Exercise prompt
Quote every line below exactly as it reads.

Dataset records
>> Start
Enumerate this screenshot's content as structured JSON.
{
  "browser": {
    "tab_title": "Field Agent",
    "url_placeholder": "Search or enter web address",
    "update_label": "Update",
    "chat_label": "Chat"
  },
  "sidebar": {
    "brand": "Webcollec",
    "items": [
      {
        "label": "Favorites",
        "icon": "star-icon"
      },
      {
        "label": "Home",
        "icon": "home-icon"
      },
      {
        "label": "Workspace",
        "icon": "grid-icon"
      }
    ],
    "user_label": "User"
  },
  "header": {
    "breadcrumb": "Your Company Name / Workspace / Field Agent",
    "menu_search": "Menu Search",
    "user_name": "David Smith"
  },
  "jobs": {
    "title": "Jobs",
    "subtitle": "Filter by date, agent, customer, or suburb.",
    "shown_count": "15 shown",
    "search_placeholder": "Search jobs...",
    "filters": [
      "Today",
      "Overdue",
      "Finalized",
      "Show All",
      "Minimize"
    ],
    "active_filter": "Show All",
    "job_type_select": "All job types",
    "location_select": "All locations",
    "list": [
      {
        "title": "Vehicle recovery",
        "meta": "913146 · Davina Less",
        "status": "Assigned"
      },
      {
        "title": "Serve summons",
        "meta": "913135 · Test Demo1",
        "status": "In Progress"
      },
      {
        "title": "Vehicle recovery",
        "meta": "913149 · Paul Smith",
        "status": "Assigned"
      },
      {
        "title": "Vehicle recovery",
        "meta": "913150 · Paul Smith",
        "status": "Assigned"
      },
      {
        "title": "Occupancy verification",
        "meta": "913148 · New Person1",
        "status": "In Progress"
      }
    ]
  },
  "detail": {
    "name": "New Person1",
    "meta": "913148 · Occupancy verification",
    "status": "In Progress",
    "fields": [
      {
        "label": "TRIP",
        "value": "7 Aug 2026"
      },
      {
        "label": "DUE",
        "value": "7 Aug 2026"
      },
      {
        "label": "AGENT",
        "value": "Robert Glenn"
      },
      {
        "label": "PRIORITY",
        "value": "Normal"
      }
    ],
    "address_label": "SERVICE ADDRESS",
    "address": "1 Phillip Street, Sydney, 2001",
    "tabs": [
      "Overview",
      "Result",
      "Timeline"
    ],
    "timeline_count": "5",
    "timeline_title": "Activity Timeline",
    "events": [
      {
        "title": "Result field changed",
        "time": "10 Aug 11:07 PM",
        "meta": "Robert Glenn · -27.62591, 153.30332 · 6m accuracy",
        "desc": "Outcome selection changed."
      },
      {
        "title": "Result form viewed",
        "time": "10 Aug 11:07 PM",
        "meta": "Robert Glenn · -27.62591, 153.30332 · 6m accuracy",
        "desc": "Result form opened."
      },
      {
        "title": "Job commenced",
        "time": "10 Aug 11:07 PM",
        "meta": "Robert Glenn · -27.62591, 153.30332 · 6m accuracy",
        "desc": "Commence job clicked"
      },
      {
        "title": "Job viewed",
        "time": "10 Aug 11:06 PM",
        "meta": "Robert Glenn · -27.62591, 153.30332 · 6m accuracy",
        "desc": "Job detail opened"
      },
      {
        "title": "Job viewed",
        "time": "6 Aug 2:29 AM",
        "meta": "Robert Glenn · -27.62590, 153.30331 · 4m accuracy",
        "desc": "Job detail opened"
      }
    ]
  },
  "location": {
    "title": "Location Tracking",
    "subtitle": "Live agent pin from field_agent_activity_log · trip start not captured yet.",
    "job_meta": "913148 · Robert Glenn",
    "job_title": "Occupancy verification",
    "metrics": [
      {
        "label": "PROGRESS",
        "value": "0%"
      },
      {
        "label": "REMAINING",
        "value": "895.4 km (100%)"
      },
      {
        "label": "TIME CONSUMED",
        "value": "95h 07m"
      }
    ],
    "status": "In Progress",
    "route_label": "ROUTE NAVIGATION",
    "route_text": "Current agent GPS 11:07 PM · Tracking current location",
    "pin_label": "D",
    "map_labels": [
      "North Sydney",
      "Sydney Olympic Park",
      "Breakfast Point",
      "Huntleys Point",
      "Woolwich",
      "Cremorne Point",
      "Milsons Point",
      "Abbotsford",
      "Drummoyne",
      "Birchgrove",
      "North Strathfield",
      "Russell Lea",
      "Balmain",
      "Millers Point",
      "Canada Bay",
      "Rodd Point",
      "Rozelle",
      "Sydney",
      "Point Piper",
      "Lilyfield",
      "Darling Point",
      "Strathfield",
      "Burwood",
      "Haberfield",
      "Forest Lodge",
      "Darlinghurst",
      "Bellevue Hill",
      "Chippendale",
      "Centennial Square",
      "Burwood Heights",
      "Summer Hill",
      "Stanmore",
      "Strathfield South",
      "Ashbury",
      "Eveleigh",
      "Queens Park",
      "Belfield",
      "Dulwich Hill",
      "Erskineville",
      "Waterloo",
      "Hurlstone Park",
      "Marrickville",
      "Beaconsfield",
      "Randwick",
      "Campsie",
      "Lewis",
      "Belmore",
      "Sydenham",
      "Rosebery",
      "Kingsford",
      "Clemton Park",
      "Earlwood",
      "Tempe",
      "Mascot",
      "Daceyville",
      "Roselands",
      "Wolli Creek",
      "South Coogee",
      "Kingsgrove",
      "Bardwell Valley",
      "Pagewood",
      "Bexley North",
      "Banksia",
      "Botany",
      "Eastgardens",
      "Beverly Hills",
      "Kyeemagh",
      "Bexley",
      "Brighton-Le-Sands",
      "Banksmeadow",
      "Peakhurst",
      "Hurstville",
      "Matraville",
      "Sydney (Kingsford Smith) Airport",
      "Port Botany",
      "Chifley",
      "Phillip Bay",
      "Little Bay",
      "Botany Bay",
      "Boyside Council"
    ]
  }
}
>> End
Problem solution
Enumerate this screenshot's content as structured JSON.
{
  "browser": {
    "tab_title": "Field Agent",
    "url_placeholder": "Search or enter web address",
    "update_label": "Update",
    "chat_label": "Chat"
  },
  "sidebar": {
    "brand": "Webcollec",
    "items": [
      {
        "label": "Favorites",
        "icon": "star-icon"
      },
      {
        "label": "Home",
        "icon": "home-icon"
      },
      {
        "label": "Workspace",
        "icon": "grid-icon"
      }
    ],
    "user_label": "User"
  },
  "header": {
    "breadcrumb": "Your Company Name / Workspace / Field Agent",
    "menu_search": "Menu Search",
    "user_name": "David Smith"
  },
  "jobs": {
    "title": "Jobs",
    "subtitle": "Filter by date, agent, customer, or suburb.",
    "shown_count": "15 shown",
    "search_placeholder": "Search jobs...",
    "filters": [
      "Today",
      "Overdue",
      "Finalized",
      "Show All",
      "Minimize"
    ],
    "active_filter": "Show All",
    "job_type_select": "All job types",
    "location_select": "All locations",
    "list": [
      {
        "title": "Vehicle recovery",
        "meta": "913146 · Davina Less",
        "status": "Assigned"
      },
      {
        "title": "Serve summons",
        "meta": "913135 · Test Demo1",
        "status": "In Progress"
      },
      {
        "title": "Vehicle recovery",
        "meta": "913149 · Paul Smith",
        "status": "Assigned"
      },
      {
        "title": "Vehicle recovery",
        "meta": "913150 · Paul Smith",
        "status": "Assigned"
      },
      {
        "title": "Occupancy verification",
        "meta": "913148 · New Person1",
        "status": "In Progress"
      }
    ]
  },
  "detail": {
    "name": "New Person1",
    "meta": "913148 · Occupancy verification",
    "status": "In Progress",
    "fields": [
      {
        "label": "TRIP",
        "value": "7 Aug 2026"
      },
      {
        "label": "DUE",
        "value": "7 Aug 2026"
      },
      {
        "label": "AGENT",
        "value": "Robert Glenn"
      },
      {
        "label": "PRIORITY",
        "value": "Normal"
      }
    ],
    "address_label": "SERVICE ADDRESS",
    "address": "1 Phillip Street, Sydney, 2001",
    "tabs": [
      "Overview",
      "Result",
      "Timeline"
    ],
    "timeline_count": "5",
    "timeline_title": "Activity Timeline",
    "events": [
      {
        "title": "Result field changed",
        "time": "10 Aug 11:07 PM",
        "meta": "Robert Glenn · -27.62591, 153.30332 · 6m accuracy",
        "desc": "Outcome selection changed."
      },
      {
        "title": "Result form viewed",
        "time": "10 Aug 11:07 PM",
        "meta": "Robert Glenn · -27.62591, 153.30332 · 6m accuracy",
        "desc": "Result form opened."
      },
      {
        "title": "Job commenced",
        "time": "10 Aug 11:07 PM",
        "meta": "Robert Glenn · -27.62591, 153.30332 · 6m accuracy",
        "desc": "Commence job clicked"
      },
      {
        "title": "Job viewed",
        "time": "10 Aug 11:06 PM",
        "meta": "Robert Glenn · -27.62591, 153.30332 · 6m accuracy",
        "desc": "Job detail opened"
      },
      {
        "title": "Job viewed",
        "time": "6 Aug 2:29 AM",
        "meta": "Robert Glenn · -27.62590, 153.30331 · 4m accuracy",
        "desc": "Job detail opened"
      }
    ]
  },
  "location": {
    "title": "Location Tracking",
    "subtitle": "Live agent pin from field_agent_activity_log · trip start not captured yet.",
    "job_meta": "913148 · Robert Glenn",
    "job_title": "Occupancy verification",
    "metrics": [
      {
        "label": "PROGRESS",
        "value": "0%"
      },
      {
        "label": "REMAINING",
        "value": "895.4 km (100%)"
      },
      {
        "label": "TIME CONSUMED",
        "value": "95h 07m"
      }
    ],
    "status": "In Progress",
    "route_label": "ROUTE NAVIGATION",
    "route_text": "Current agent GPS 11:07 PM · Tracking current location",
    "pin_label": "D",
    "map_labels": [
      "North Sydney",
      "Sydney Olympic Park",
      "Breakfast Point",
      "Huntleys Point",
      "Woolwich",
      "Cremorne Point",
      "Milsons Point",
      "Abbotsford",
      "Drummoyne",
      "Birchgrove",
      "North Strathfield",
      "Russell Lea",
      "Balmain",
      "Millers Point",
      "Canada Bay",
      "Rodd Point",
      "Rozelle",
      "Sydney",
      "Point Piper",
      "Lilyfield",
      "Darling Point",
      "Strathfield",
      "Burwood",
      "Haberfield",
      "Forest Lodge",
      "Darlinghurst",
      "Bellevue Hill",
      "Chippendale",
      "Centennial Square",
      "Burwood Heights",
      "Summer Hill",
      "Stanmore",
      "Strathfield South",
      "Ashbury",
      "Eveleigh",
      "Queens Park",
      "Belfield",
      "Dulwich Hill",
      "Erskineville",
      "Waterloo",
      "Hurlstone Park",
      "Marrickville",
      "Beaconsfield",
      "Randwick",
      "Campsie",
      "Lewis",
      "Belmore",
      "Sydenham",
      "Rosebery",
      "Kingsford",
      "Clemton Park",
      "Earlwood",
      "Tempe",
      "Mascot",
      "Daceyville",
      "Roselands",
      "Wolli Creek",
      "South Coogee",
      "Kingsgrove",
      "Bardwell Valley",
      "Pagewood",
      "Bexley North",
      "Banksia",
      "Botany",
      "Eastgardens",
      "Beverly Hills",
      "Kyeemagh",
      "Bexley",
      "Brighton-Le-Sands",
      "Banksmeadow",
      "Peakhurst",
      "Hurstville",
      "Matraville",
      "Sydney (Kingsford Smith) Airport",
      "Port Botany",
      "Chifley",
      "Phillip Bay",
      "Little Bay",
      "Botany Bay",
      "Boyside Council"
    ]
  }
}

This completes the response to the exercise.